* Activity
Every line in the data below that holds "your" should be found and copied.

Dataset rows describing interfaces
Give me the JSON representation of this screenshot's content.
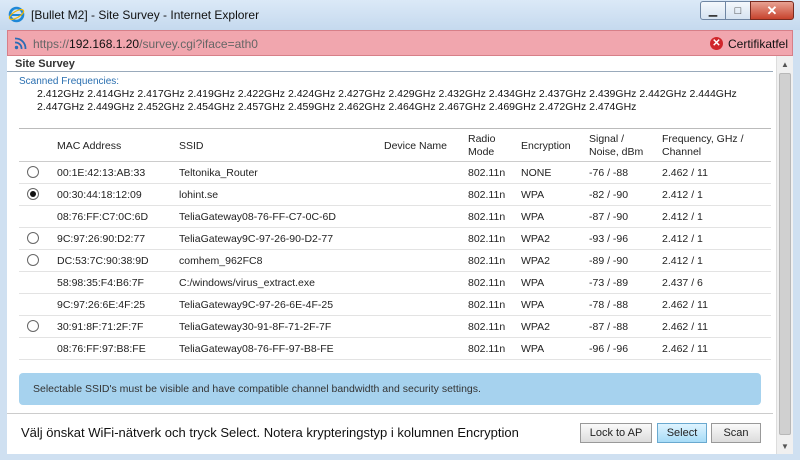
{
  "window": {
    "title": "[Bullet M2] - Site Survey - Internet Explorer",
    "controls": {
      "minimize": "▁",
      "maximize": "□",
      "close": "✕"
    }
  },
  "address": {
    "scheme": "https://",
    "host": "192.168.1.20",
    "path": "/survey.cgi?iface=ath0",
    "cert_label": "Certifikatfel",
    "cert_icon": "✕",
    "cert_color": "#d0262b",
    "bar_color": "#f1a6ae"
  },
  "survey": {
    "section_title": "Site Survey",
    "scanned_label": "Scanned Frequencies:",
    "frequencies": "2.412GHz 2.414GHz 2.417GHz 2.419GHz 2.422GHz 2.424GHz 2.427GHz 2.429GHz 2.432GHz 2.434GHz 2.437GHz 2.439GHz 2.442GHz 2.444GHz 2.447GHz 2.449GHz 2.452GHz 2.454GHz 2.457GHz 2.459GHz 2.462GHz 2.464GHz 2.467GHz 2.469GHz 2.472GHz 2.474GHz",
    "columns": {
      "mac": "MAC Address",
      "ssid": "SSID",
      "device": "Device Name",
      "radio1": "Radio",
      "radio2": "Mode",
      "encryption": "Encryption",
      "signal1": "Signal /",
      "signal2": "Noise, dBm",
      "freq1": "Frequency, GHz /",
      "freq2": "Channel"
    },
    "rows": [
      {
        "selectable": true,
        "checked": false,
        "mac": "00:1E:42:13:AB:33",
        "ssid": "Teltonika_Router",
        "device": "",
        "mode": "802.11n",
        "encryption": "NONE",
        "signal": "-76 / -88",
        "freq": "2.462 / 11"
      },
      {
        "selectable": true,
        "checked": true,
        "mac": "00:30:44:18:12:09",
        "ssid": "lohint.se",
        "device": "",
        "mode": "802.11n",
        "encryption": "WPA",
        "signal": "-82 / -90",
        "freq": "2.412 / 1"
      },
      {
        "selectable": false,
        "checked": false,
        "mac": "08:76:FF:C7:0C:6D",
        "ssid": "TeliaGateway08-76-FF-C7-0C-6D",
        "device": "",
        "mode": "802.11n",
        "encryption": "WPA",
        "signal": "-87 / -90",
        "freq": "2.412 / 1"
      },
      {
        "selectable": true,
        "checked": false,
        "mac": "9C:97:26:90:D2:77",
        "ssid": "TeliaGateway9C-97-26-90-D2-77",
        "device": "",
        "mode": "802.11n",
        "encryption": "WPA2",
        "signal": "-93 / -96",
        "freq": "2.412 / 1"
      },
      {
        "selectable": true,
        "checked": false,
        "mac": "DC:53:7C:90:38:9D",
        "ssid": "comhem_962FC8",
        "device": "",
        "mode": "802.11n",
        "encryption": "WPA2",
        "signal": "-89 / -90",
        "freq": "2.412 / 1"
      },
      {
        "selectable": false,
        "checked": false,
        "mac": "58:98:35:F4:B6:7F",
        "ssid": "C:/windows/virus_extract.exe",
        "device": "",
        "mode": "802.11n",
        "encryption": "WPA",
        "signal": "-73 / -89",
        "freq": "2.437 / 6"
      },
      {
        "selectable": false,
        "checked": false,
        "mac": "9C:97:26:6E:4F:25",
        "ssid": "TeliaGateway9C-97-26-6E-4F-25",
        "device": "",
        "mode": "802.11n",
        "encryption": "WPA",
        "signal": "-78 / -88",
        "freq": "2.462 / 11"
      },
      {
        "selectable": true,
        "checked": false,
        "mac": "30:91:8F:71:2F:7F",
        "ssid": "TeliaGateway30-91-8F-71-2F-7F",
        "device": "",
        "mode": "802.11n",
        "encryption": "WPA2",
        "signal": "-87 / -88",
        "freq": "2.462 / 11"
      },
      {
        "selectable": false,
        "checked": false,
        "mac": "08:76:FF:97:B8:FE",
        "ssid": "TeliaGateway08-76-FF-97-B8-FE",
        "device": "",
        "mode": "802.11n",
        "encryption": "WPA",
        "signal": "-96 / -96",
        "freq": "2.462 / 11"
      }
    ],
    "info": "Selectable SSID's must be visible and have compatible channel bandwidth and security settings.",
    "info_color": "#a6d2ee"
  },
  "footer": {
    "instruction": "Välj önskat WiFi-nätverk och tryck Select. Notera krypteringstyp i kolumnen Encryption",
    "lock_label": "Lock to AP",
    "select_label": "Select",
    "scan_label": "Scan"
  },
  "icons": [
    "ie-icon",
    "rss-icon",
    "cert-error-icon",
    "radio-button-icon",
    "scroll-up-icon",
    "scroll-down-icon"
  ]
}
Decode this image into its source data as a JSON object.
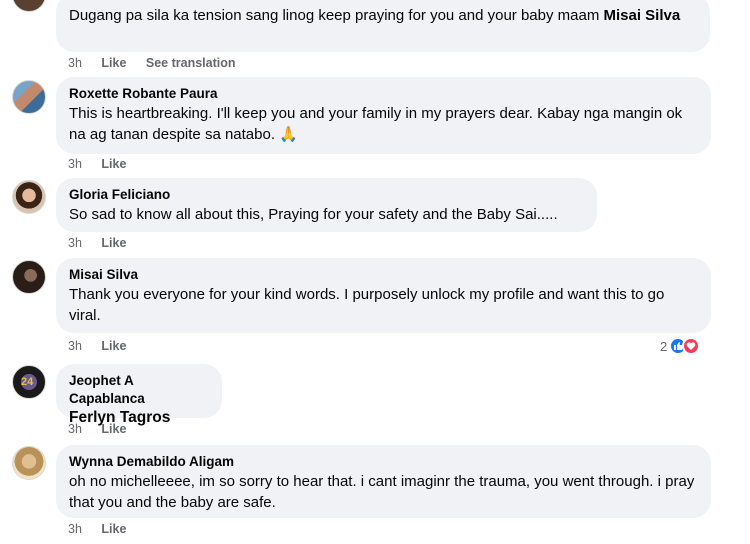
{
  "comments": [
    {
      "text_pre": "Dugang pa sila ka tension sang linog keep praying for you and your baby maam ",
      "text_tag": "Misai Silva",
      "time": "3h",
      "like": "Like",
      "translation": "See translation"
    },
    {
      "author": "Roxette Robante Paura",
      "text": "This is heartbreaking. I'll keep you and your family in my prayers dear. Kabay nga mangin ok na ag tanan despite sa natabo. 🙏",
      "time": "3h",
      "like": "Like"
    },
    {
      "author": "Gloria Feliciano",
      "text": "So sad to know all about this, Praying for your safety and the Baby Sai.....",
      "time": "3h",
      "like": "Like"
    },
    {
      "author": "Misai Silva",
      "text": "Thank you everyone for your kind words. I purposely unlock my profile and want this to go viral.",
      "time": "3h",
      "like": "Like",
      "reaction_count": "2"
    },
    {
      "author": "Jeophet A Capablanca",
      "tag": "Ferlyn Tagros",
      "time": "3h",
      "like": "Like"
    },
    {
      "author": "Wynna Demabildo Aligam",
      "text": "oh no michelleeee, im so sorry to hear that. i cant imaginr the trauma, you went through. i pray that you and the baby are safe.",
      "time": "3h",
      "like": "Like"
    }
  ],
  "colors": {
    "bubble": "#f0f2f5",
    "meta": "#65676b",
    "like_reaction": "#1877f2",
    "love_reaction": "#f33e58"
  },
  "icons": [
    "avatar",
    "like-reaction-icon",
    "love-reaction-icon",
    "pray-emoji"
  ]
}
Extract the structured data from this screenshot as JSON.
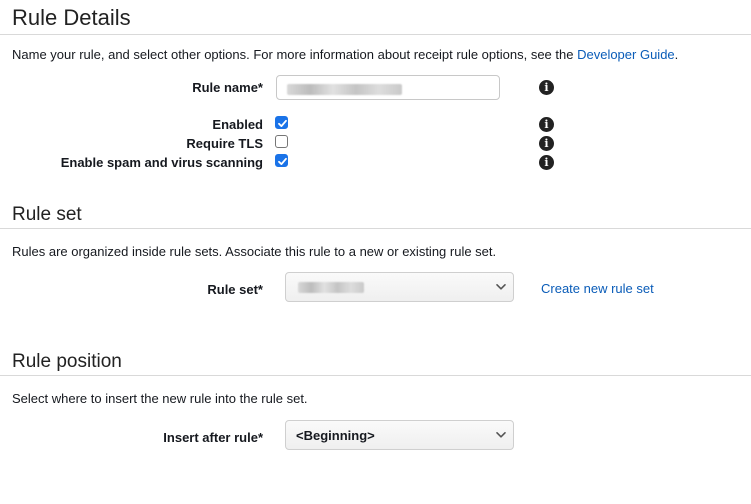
{
  "rule_details": {
    "title": "Rule Details",
    "description": "Name your rule, and select other options. For more information about receipt rule options, see the",
    "developer_guide_link": "Developer Guide",
    "description_suffix": ".",
    "rule_name_label": "Rule name*",
    "rule_name_value": "",
    "enabled_label": "Enabled",
    "enabled_checked": true,
    "require_tls_label": "Require TLS",
    "require_tls_checked": false,
    "spam_scan_label": "Enable spam and virus scanning",
    "spam_scan_checked": true,
    "info_glyph": "i"
  },
  "rule_set": {
    "title": "Rule set",
    "description": "Rules are organized inside rule sets. Associate this rule to a new or existing rule set.",
    "label": "Rule set*",
    "selected_value": "",
    "create_link": "Create new rule set"
  },
  "rule_position": {
    "title": "Rule position",
    "description": "Select where to insert the new rule into the rule set.",
    "label": "Insert after rule*",
    "selected_value": "<Beginning>"
  },
  "colors": {
    "link": "#0a5cb8",
    "checkbox": "#1a73e8",
    "text": "#16191f",
    "divider": "#d9d9d9"
  }
}
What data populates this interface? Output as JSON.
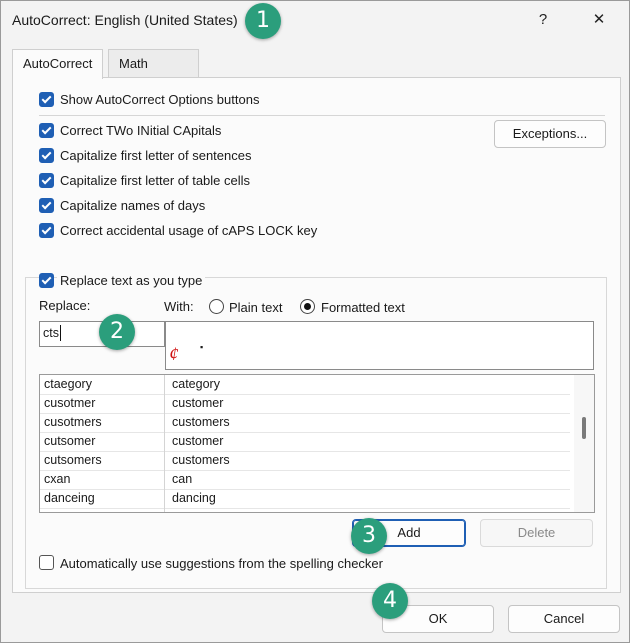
{
  "window": {
    "title": "AutoCorrect: English (United States)",
    "help_glyph": "?",
    "close_glyph": "✕"
  },
  "tabs": [
    {
      "label": "AutoCorrect",
      "active": true
    },
    {
      "label": "Math AutoCorrect",
      "active": false
    }
  ],
  "options": {
    "show_buttons": "Show AutoCorrect Options buttons",
    "two_initials": "Correct TWo INitial CApitals",
    "cap_sentences": "Capitalize first letter of sentences",
    "cap_table": "Capitalize first letter of table cells",
    "cap_days": "Capitalize names of days",
    "caps_lock": "Correct accidental usage of cAPS LOCK key"
  },
  "exceptions_label": "Exceptions...",
  "replace_group": {
    "replace_as_type": "Replace text as you type",
    "replace_label": "Replace:",
    "with_label": "With:",
    "plain_text": "Plain text",
    "formatted_text": "Formatted text",
    "replace_value": "cts",
    "with_value": "¢",
    "bullet_glyph": "▪"
  },
  "table": [
    {
      "from": "ctaegory",
      "to": "category"
    },
    {
      "from": "cusotmer",
      "to": "customer"
    },
    {
      "from": "cusotmers",
      "to": "customers"
    },
    {
      "from": "cutsomer",
      "to": "customer"
    },
    {
      "from": "cutsomers",
      "to": "customers"
    },
    {
      "from": "cxan",
      "to": "can"
    },
    {
      "from": "danceing",
      "to": "dancing"
    }
  ],
  "buttons": {
    "add": "Add",
    "delete": "Delete",
    "ok": "OK",
    "cancel": "Cancel"
  },
  "suggestions_label": "Automatically use suggestions from the spelling checker",
  "badges": {
    "b1": "1",
    "b2": "2",
    "b3": "3",
    "b4": "4"
  },
  "colors": {
    "accent": "#1f5fb4",
    "badge": "#2b9e7c",
    "cent_red": "#d01010"
  }
}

* Response to this task
      "text_pre": "Dugang pa sila ka tension sang linog keep praying for you and your baby maam ",
      "text": "This is heartbreaking. I'll keep you and your family in my prayers dear. Kabay nga mangin ok na ag tanan despite sa natabo. 🙏",
      "text": "So sad to know all about this, Praying for your safety and the Baby Sai.....",
      "text": "Thank you everyone for your kind words. I purposely unlock my profile and want this to go viral.",
    "description": "Name your rule, and select other options. For more information about receipt rule options, see the",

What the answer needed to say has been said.